STATED PROBLEM -
Filter this data down to the lines that hold "document", and copy them.

RECORDS TO PROCESS -

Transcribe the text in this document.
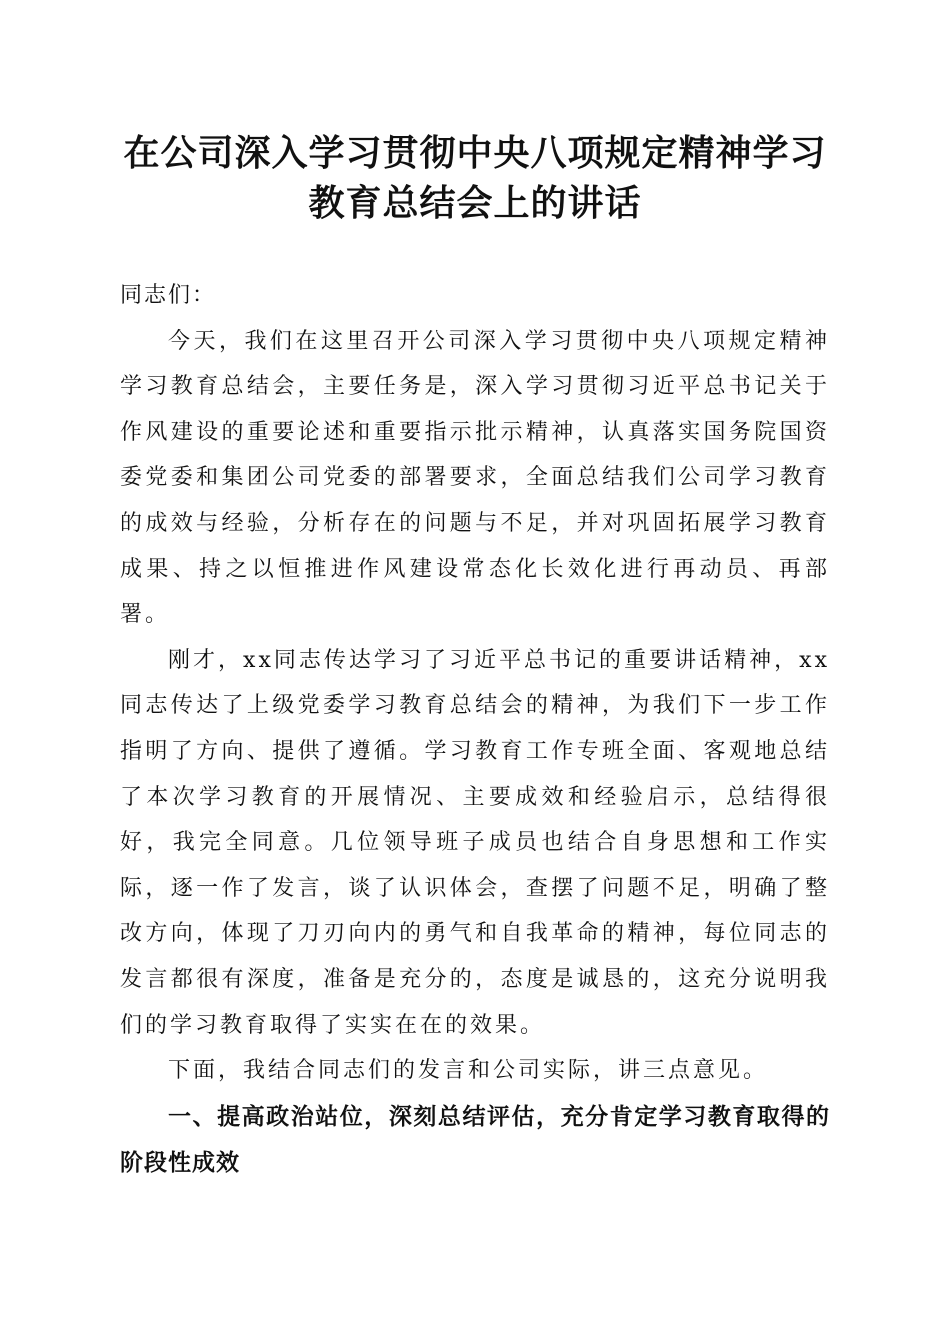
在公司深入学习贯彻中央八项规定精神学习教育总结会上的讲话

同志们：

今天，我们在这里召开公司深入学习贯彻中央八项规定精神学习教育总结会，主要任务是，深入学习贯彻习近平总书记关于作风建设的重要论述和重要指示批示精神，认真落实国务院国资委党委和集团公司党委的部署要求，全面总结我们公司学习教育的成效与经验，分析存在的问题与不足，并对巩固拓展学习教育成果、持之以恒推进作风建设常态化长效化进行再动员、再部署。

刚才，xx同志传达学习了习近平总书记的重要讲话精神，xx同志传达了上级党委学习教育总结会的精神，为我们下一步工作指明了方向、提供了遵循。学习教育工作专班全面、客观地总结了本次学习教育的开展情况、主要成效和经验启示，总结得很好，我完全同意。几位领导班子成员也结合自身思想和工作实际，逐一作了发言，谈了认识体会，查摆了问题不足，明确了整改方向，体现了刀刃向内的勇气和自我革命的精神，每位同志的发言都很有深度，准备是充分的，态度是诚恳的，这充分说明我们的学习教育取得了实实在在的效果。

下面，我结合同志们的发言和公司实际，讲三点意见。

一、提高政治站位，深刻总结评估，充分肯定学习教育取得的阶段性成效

* * *

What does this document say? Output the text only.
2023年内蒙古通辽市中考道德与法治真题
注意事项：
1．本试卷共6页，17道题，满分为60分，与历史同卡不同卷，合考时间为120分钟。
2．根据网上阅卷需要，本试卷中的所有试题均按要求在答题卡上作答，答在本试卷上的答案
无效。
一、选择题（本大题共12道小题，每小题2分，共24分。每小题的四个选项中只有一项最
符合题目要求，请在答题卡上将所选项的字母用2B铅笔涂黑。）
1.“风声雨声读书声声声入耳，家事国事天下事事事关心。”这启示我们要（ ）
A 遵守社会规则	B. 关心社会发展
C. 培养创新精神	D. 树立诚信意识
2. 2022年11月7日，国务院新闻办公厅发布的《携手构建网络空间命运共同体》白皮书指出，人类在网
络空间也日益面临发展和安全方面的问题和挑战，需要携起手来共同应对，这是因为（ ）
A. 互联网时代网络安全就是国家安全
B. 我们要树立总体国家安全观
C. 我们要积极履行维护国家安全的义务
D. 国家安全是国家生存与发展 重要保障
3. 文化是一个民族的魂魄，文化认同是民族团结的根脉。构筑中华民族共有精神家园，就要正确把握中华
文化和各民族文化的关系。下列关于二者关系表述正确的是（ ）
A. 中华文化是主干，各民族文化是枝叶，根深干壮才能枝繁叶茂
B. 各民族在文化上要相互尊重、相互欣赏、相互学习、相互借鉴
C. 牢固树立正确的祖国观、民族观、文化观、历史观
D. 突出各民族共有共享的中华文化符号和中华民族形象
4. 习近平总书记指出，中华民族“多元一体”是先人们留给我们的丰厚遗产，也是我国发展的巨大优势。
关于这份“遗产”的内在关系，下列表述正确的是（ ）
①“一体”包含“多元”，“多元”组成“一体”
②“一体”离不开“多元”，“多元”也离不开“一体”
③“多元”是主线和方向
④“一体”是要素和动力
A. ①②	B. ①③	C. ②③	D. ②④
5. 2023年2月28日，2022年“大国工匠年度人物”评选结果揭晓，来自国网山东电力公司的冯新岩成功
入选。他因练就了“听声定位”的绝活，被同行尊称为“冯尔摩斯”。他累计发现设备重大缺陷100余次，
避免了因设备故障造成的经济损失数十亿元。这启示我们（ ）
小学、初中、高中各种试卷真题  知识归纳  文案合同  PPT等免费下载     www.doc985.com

RESULT FOR THIS EXERCISE -
Transcribe the text in this document.
What does this document say? Output the text only.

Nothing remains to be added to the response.